- **Figure content listings**:
►
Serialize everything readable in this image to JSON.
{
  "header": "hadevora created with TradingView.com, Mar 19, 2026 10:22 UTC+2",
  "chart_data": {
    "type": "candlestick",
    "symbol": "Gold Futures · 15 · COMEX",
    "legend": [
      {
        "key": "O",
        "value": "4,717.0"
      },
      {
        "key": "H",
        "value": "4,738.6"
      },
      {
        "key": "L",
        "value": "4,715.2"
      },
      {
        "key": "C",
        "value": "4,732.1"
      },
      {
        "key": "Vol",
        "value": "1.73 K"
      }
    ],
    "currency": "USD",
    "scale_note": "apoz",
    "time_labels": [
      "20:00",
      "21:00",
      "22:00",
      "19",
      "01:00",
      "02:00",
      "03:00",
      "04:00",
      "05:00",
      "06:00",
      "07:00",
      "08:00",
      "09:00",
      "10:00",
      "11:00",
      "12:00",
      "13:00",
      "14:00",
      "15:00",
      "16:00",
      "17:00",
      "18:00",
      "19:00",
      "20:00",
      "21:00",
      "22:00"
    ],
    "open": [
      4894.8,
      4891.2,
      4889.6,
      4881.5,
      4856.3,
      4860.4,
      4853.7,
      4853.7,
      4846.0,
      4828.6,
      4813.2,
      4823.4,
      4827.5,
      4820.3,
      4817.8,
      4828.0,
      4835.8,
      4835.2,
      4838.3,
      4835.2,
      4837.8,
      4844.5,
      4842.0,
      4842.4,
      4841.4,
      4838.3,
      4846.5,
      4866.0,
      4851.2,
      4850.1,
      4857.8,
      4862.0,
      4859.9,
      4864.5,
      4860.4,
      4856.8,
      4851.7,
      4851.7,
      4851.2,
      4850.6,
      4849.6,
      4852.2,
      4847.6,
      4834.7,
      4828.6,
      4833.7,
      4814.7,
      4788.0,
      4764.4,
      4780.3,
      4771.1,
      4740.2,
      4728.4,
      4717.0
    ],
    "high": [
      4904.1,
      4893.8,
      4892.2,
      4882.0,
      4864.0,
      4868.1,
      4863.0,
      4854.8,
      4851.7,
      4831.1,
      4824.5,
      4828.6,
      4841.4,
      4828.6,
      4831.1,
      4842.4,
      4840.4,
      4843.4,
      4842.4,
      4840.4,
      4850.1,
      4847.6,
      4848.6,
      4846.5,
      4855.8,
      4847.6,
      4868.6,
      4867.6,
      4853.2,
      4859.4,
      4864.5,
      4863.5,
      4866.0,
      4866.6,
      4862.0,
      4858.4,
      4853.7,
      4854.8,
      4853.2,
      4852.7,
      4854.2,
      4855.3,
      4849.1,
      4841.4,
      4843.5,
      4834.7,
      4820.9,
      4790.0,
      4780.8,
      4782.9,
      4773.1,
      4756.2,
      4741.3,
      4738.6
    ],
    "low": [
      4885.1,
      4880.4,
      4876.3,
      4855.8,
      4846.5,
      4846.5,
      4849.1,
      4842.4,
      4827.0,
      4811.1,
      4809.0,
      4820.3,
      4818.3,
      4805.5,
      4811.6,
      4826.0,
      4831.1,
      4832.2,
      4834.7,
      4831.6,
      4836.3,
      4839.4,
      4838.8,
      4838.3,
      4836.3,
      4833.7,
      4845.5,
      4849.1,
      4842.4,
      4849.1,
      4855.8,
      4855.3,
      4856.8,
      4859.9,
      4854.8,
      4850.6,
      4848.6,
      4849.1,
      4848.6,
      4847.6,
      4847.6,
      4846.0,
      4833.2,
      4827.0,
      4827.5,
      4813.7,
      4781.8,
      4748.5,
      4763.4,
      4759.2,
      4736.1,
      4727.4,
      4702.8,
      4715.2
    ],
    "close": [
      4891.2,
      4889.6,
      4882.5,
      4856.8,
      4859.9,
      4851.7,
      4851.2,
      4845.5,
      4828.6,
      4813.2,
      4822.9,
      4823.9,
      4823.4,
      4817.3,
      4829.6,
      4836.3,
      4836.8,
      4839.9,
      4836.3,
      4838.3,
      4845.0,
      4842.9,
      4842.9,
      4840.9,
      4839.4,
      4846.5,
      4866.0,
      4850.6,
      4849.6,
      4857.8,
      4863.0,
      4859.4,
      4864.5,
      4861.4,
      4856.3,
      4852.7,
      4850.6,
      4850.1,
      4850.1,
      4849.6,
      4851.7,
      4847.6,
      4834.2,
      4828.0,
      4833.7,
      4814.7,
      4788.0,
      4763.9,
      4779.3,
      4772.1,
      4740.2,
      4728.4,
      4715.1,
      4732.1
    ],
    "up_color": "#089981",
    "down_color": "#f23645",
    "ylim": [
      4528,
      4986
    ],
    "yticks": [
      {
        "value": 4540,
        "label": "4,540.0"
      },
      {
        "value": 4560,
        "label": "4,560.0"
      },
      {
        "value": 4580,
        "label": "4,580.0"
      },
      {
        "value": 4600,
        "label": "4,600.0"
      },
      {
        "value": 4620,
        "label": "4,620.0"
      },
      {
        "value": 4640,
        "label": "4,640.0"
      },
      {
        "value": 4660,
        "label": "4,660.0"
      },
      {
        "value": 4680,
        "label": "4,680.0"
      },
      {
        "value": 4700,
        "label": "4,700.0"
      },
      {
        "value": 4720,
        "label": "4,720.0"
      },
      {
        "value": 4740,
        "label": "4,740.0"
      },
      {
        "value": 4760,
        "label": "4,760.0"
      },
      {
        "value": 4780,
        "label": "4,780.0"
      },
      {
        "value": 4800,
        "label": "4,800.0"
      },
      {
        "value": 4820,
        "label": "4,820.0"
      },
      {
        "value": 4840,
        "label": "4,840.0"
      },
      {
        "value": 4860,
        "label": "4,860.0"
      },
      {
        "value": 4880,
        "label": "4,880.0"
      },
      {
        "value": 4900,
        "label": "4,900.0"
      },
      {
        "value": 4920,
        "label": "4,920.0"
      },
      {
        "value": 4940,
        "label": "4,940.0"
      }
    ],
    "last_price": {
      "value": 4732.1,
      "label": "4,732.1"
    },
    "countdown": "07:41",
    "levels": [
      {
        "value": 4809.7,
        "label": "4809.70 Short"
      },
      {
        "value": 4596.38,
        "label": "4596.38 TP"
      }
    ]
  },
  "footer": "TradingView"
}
◄
- **Short exercise**: Emit the records above again, exactly, with no line skipped.

- **Expected answer**:
Serialize everything readable in this image to JSON.
{
  "header": "hadevora created with TradingView.com, Mar 19, 2026 10:22 UTC+2",
  "chart_data": {
    "type": "candlestick",
    "symbol": "Gold Futures · 15 · COMEX",
    "legend": [
      {
        "key": "O",
        "value": "4,717.0"
      },
      {
        "key": "H",
        "value": "4,738.6"
      },
      {
        "key": "L",
        "value": "4,715.2"
      },
      {
        "key": "C",
        "value": "4,732.1"
      },
      {
        "key": "Vol",
        "value": "1.73 K"
      }
    ],
    "currency": "USD",
    "scale_note": "apoz",
    "time_labels": [
      "20:00",
      "21:00",
      "22:00",
      "19",
      "01:00",
      "02:00",
      "03:00",
      "04:00",
      "05:00",
      "06:00",
      "07:00",
      "08:00",
      "09:00",
      "10:00",
      "11:00",
      "12:00",
      "13:00",
      "14:00",
      "15:00",
      "16:00",
      "17:00",
      "18:00",
      "19:00",
      "20:00",
      "21:00",
      "22:00"
    ],
    "open": [
      4894.8,
      4891.2,
      4889.6,
      4881.5,
      4856.3,
      4860.4,
      4853.7,
      4853.7,
      4846.0,
      4828.6,
      4813.2,
      4823.4,
      4827.5,
      4820.3,
      4817.8,
      4828.0,
      4835.8,
      4835.2,
      4838.3,
      4835.2,
      4837.8,
      4844.5,
      4842.0,
      4842.4,
      4841.4,
      4838.3,
      4846.5,
      4866.0,
      4851.2,
      4850.1,
      4857.8,
      4862.0,
      4859.9,
      4864.5,
      4860.4,
      4856.8,
      4851.7,
      4851.7,
      4851.2,
      4850.6,
      4849.6,
      4852.2,
      4847.6,
      4834.7,
      4828.6,
      4833.7,
      4814.7,
      4788.0,
      4764.4,
      4780.3,
      4771.1,
      4740.2,
      4728.4,
      4717.0
    ],
    "high": [
      4904.1,
      4893.8,
      4892.2,
      4882.0,
      4864.0,
      4868.1,
      4863.0,
      4854.8,
      4851.7,
      4831.1,
      4824.5,
      4828.6,
      4841.4,
      4828.6,
      4831.1,
      4842.4,
      4840.4,
      4843.4,
      4842.4,
      4840.4,
      4850.1,
      4847.6,
      4848.6,
      4846.5,
      4855.8,
      4847.6,
      4868.6,
      4867.6,
      4853.2,
      4859.4,
      4864.5,
      4863.5,
      4866.0,
      4866.6,
      4862.0,
      4858.4,
      4853.7,
      4854.8,
      4853.2,
      4852.7,
      4854.2,
      4855.3,
      4849.1,
      4841.4,
      4843.5,
      4834.7,
      4820.9,
      4790.0,
      4780.8,
      4782.9,
      4773.1,
      4756.2,
      4741.3,
      4738.6
    ],
    "low": [
      4885.1,
      4880.4,
      4876.3,
      4855.8,
      4846.5,
      4846.5,
      4849.1,
      4842.4,
      4827.0,
      4811.1,
      4809.0,
      4820.3,
      4818.3,
      4805.5,
      4811.6,
      4826.0,
      4831.1,
      4832.2,
      4834.7,
      4831.6,
      4836.3,
      4839.4,
      4838.8,
      4838.3,
      4836.3,
      4833.7,
      4845.5,
      4849.1,
      4842.4,
      4849.1,
      4855.8,
      4855.3,
      4856.8,
      4859.9,
      4854.8,
      4850.6,
      4848.6,
      4849.1,
      4848.6,
      4847.6,
      4847.6,
      4846.0,
      4833.2,
      4827.0,
      4827.5,
      4813.7,
      4781.8,
      4748.5,
      4763.4,
      4759.2,
      4736.1,
      4727.4,
      4702.8,
      4715.2
    ],
    "close": [
      4891.2,
      4889.6,
      4882.5,
      4856.8,
      4859.9,
      4851.7,
      4851.2,
      4845.5,
      4828.6,
      4813.2,
      4822.9,
      4823.9,
      4823.4,
      4817.3,
      4829.6,
      4836.3,
      4836.8,
      4839.9,
      4836.3,
      4838.3,
      4845.0,
      4842.9,
      4842.9,
      4840.9,
      4839.4,
      4846.5,
      4866.0,
      4850.6,
      4849.6,
      4857.8,
      4863.0,
      4859.4,
      4864.5,
      4861.4,
      4856.3,
      4852.7,
      4850.6,
      4850.1,
      4850.1,
      4849.6,
      4851.7,
      4847.6,
      4834.2,
      4828.0,
      4833.7,
      4814.7,
      4788.0,
      4763.9,
      4779.3,
      4772.1,
      4740.2,
      4728.4,
      4715.1,
      4732.1
    ],
    "up_color": "#089981",
    "down_color": "#f23645",
    "ylim": [
      4528,
      4986
    ],
    "yticks": [
      {
        "value": 4540,
        "label": "4,540.0"
      },
      {
        "value": 4560,
        "label": "4,560.0"
      },
      {
        "value": 4580,
        "label": "4,580.0"
      },
      {
        "value": 4600,
        "label": "4,600.0"
      },
      {
        "value": 4620,
        "label": "4,620.0"
      },
      {
        "value": 4640,
        "label": "4,640.0"
      },
      {
        "value": 4660,
        "label": "4,660.0"
      },
      {
        "value": 4680,
        "label": "4,680.0"
      },
      {
        "value": 4700,
        "label": "4,700.0"
      },
      {
        "value": 4720,
        "label": "4,720.0"
      },
      {
        "value": 4740,
        "label": "4,740.0"
      },
      {
        "value": 4760,
        "label": "4,760.0"
      },
      {
        "value": 4780,
        "label": "4,780.0"
      },
      {
        "value": 4800,
        "label": "4,800.0"
      },
      {
        "value": 4820,
        "label": "4,820.0"
      },
      {
        "value": 4840,
        "label": "4,840.0"
      },
      {
        "value": 4860,
        "label": "4,860.0"
      },
      {
        "value": 4880,
        "label": "4,880.0"
      },
      {
        "value": 4900,
        "label": "4,900.0"
      },
      {
        "value": 4920,
        "label": "4,920.0"
      },
      {
        "value": 4940,
        "label": "4,940.0"
      }
    ],
    "last_price": {
      "value": 4732.1,
      "label": "4,732.1"
    },
    "countdown": "07:41",
    "levels": [
      {
        "value": 4809.7,
        "label": "4809.70 Short"
      },
      {
        "value": 4596.38,
        "label": "4596.38 TP"
      }
    ]
  },
  "footer": "TradingView"
}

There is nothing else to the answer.